* PARTS OF THE EXERCISE:
• a. Decide whether each statement below agrees with the documentation excerpt. Answer yes or no for each and quote the words of the excerpt that settle it. (i) standardVisual draws a histogram for Date variables. (ii) For factor variables, all non-finite values are removed before plotting. (iii) When doEval is not TRUE, standardVisual returns the plot itself.
• b. Rewrite everything from "## End(Not run)" down to "doEval = TRUE)" in the documentation excerpt, putting "lattice" wherever "ggplot2" appears.

* PASSAGE PROVIDED:
====================

A function name (character string) to be used as the visual function for all variables.

Value

A list with one entry for each data class supported by makeDataReport. Each entry then contains a character string with a function name that is to be called as the visual function for that variable type.

See Also

makeDataReport, allVisualFunctions

Examples

#Set visual type to basicVisual for all variable types:
  setVisuals(all = "basicVisual")
     
#Used in a call to makeDataReport():
## Not run: 
data(toyData)
makeDataReport(toyData, visuals = setVisuals(all = "basicVisual"), replace = TRUE)

## End(Not run)

Produce distribution plots using ggplot from ggplot2.

Description

Plot the distribution of a variable, depending on its data class, by use of ggplot2. Note that standardVisual is a visualFunction, compatible with the visualize and makeDataReport functions.

Usage

standardVisual(v, vnam, doEval = TRUE)

Arguments

v

The variable (vector) to be plotted.

vnam

The name of the variable which will appear as the title of the plot.

doEval

If TRUE, the plot itself is returned. Otherwise, the function returns a character string containing standalone R code for producing the plot.

Details

For character, factor, logical and (haven_)labelled variables, a barplot is produced. For numeric, integer or Date variables, standardVisual produces a histogram instead. Note that for integer and numeric variables, all non-finite (i.e. NA, NaN, Inf) values are removed prior to plotting. For character, Date, factor, (haven_)labelled and logical variables, only NA values are removed.

====================

* DATA PROVIDED:
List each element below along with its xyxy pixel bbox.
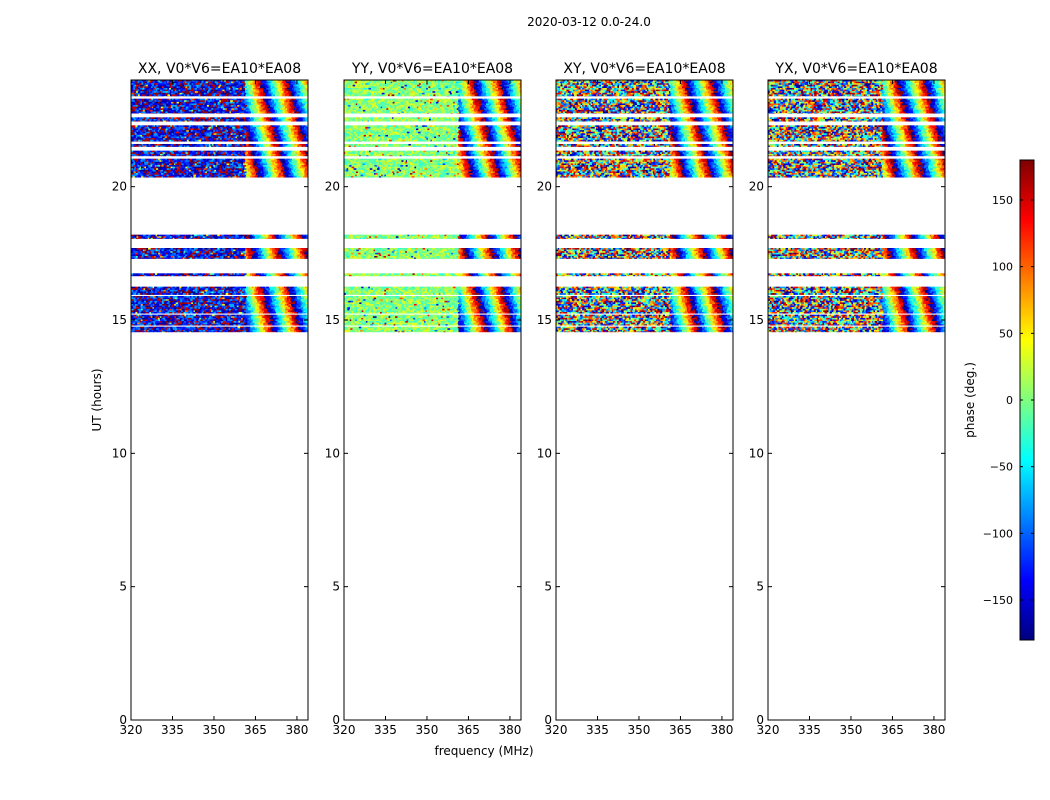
x-tick-label: 380 (285, 723, 308, 737)
x-tick-label: 320 (333, 723, 356, 737)
x-axis-label: frequency (MHz) (434, 744, 533, 758)
panel-4: YX, V0*V6=EA10*EA08 320 335 350 365 380 0 5 10 15… (749, 61, 946, 737)
colorbar-tick-label: −50 (990, 461, 1013, 474)
y-tick-label: 15 (325, 313, 340, 327)
colorbar-tick-label: 150 (992, 194, 1013, 207)
x-tick-label: 320 (120, 723, 143, 737)
x-tick-label: 365 (669, 723, 692, 737)
y-tick-label: 0 (544, 713, 552, 727)
x-tick-label: 350 (203, 723, 226, 737)
y-tick-label: 15 (537, 313, 552, 327)
x-tick-label: 350 (840, 723, 863, 737)
x-tick-label: 335 (798, 723, 821, 737)
y-tick-label: 20 (537, 180, 552, 194)
x-tick-label: 350 (416, 723, 439, 737)
colorbar-tick-label: 0 (1006, 394, 1013, 407)
panel-3: XY, V0*V6=EA10*EA08 320 335 350 365 380 0 5 10 15… (537, 61, 734, 737)
axes-frame (130, 79, 309, 721)
x-tick-label: 365 (881, 723, 904, 737)
y-tick-label: 15 (749, 313, 764, 327)
y-tick-label: 0 (756, 713, 764, 727)
phase-image (556, 80, 734, 333)
x-tick-label: 335 (586, 723, 609, 737)
panel-2: YY, V0*V6=EA10*EA08 320 335 350 365 380 0 5 10 15… (325, 61, 522, 737)
y-tick-label: 15 (112, 313, 127, 327)
figure-suptitle: 2020-03-12 0.0-24.0 (527, 15, 651, 29)
y-tick-label: 20 (749, 180, 764, 194)
y-tick-label: 10 (537, 446, 552, 460)
axes-frame (555, 79, 734, 721)
colorbar-tick-label: 100 (992, 261, 1013, 274)
y-tick-label: 5 (332, 580, 340, 594)
y-tick-label: 0 (332, 713, 340, 727)
colorbar-tick-label: −150 (983, 594, 1013, 607)
axes-frame (343, 79, 522, 721)
y-tick-label: 20 (325, 180, 340, 194)
colorbar-label: phase (deg.) (963, 362, 977, 438)
x-tick-label: 365 (457, 723, 480, 737)
colorbar-tick-label: 50 (999, 327, 1013, 340)
y-tick-label: 5 (119, 580, 127, 594)
y-tick-label: 5 (756, 580, 764, 594)
x-tick-label: 320 (545, 723, 568, 737)
axes-frame (767, 79, 946, 721)
phase-image (131, 80, 309, 333)
panels: XX, V0*V6=EA10*EA08 320 335 350 365 380 0 5 10 15… (112, 61, 946, 737)
panel-title: XY, V0*V6=EA10*EA08 (563, 61, 725, 77)
y-tick-label: 5 (544, 580, 552, 594)
colorbar-tick-label: −100 (983, 527, 1013, 540)
x-tick-label: 380 (922, 723, 945, 737)
colorbar: −150 −100 −50 0 50 100 150 (983, 159, 1035, 641)
x-tick-label: 350 (628, 723, 651, 737)
x-tick-label: 380 (498, 723, 521, 737)
panel-1: XX, V0*V6=EA10*EA08 320 335 350 365 380 0 5 10 15… (112, 61, 309, 737)
x-tick-label: 335 (161, 723, 184, 737)
panel-title: YY, V0*V6=EA10*EA08 (351, 61, 513, 77)
x-tick-label: 380 (710, 723, 733, 737)
phase-image (344, 80, 522, 333)
y-tick-label: 0 (119, 713, 127, 727)
y-tick-label: 20 (112, 180, 127, 194)
x-tick-label: 335 (374, 723, 397, 737)
y-tick-label: 10 (112, 446, 127, 460)
y-tick-label: 10 (325, 446, 340, 460)
panel-title: YX, V0*V6=EA10*EA08 (774, 61, 937, 77)
panel-title: XX, V0*V6=EA10*EA08 (138, 61, 301, 77)
y-tick-label: 10 (749, 446, 764, 460)
phase-image (768, 80, 946, 333)
x-tick-label: 365 (244, 723, 267, 737)
x-tick-label: 320 (757, 723, 780, 737)
y-axis-label: UT (hours) (90, 368, 104, 431)
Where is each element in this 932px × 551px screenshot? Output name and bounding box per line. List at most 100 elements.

====================

* PROBLEM SOLUTIONS:
• a.
(i) Yes: "For numeric, integer or Date variables, standardVisual produces a histogram instead."
(ii) No: "For character, Date, factor, (haven_)labelled and logical variables, only NA values are removed."
(iii) No: "Otherwise, the function returns a character string containing standalone R code for producing the plot."

• b.
## End(Not run)

Produce distribution plots using ggplot from lattice.

Description

Plot the distribution of a variable, depending on its data class, by use of lattice. Note that standardVisual is a visualFunction, compatible with the visualize and makeDataReport functions.

Usage

standardVisual(v, vnam, doEval = TRUE)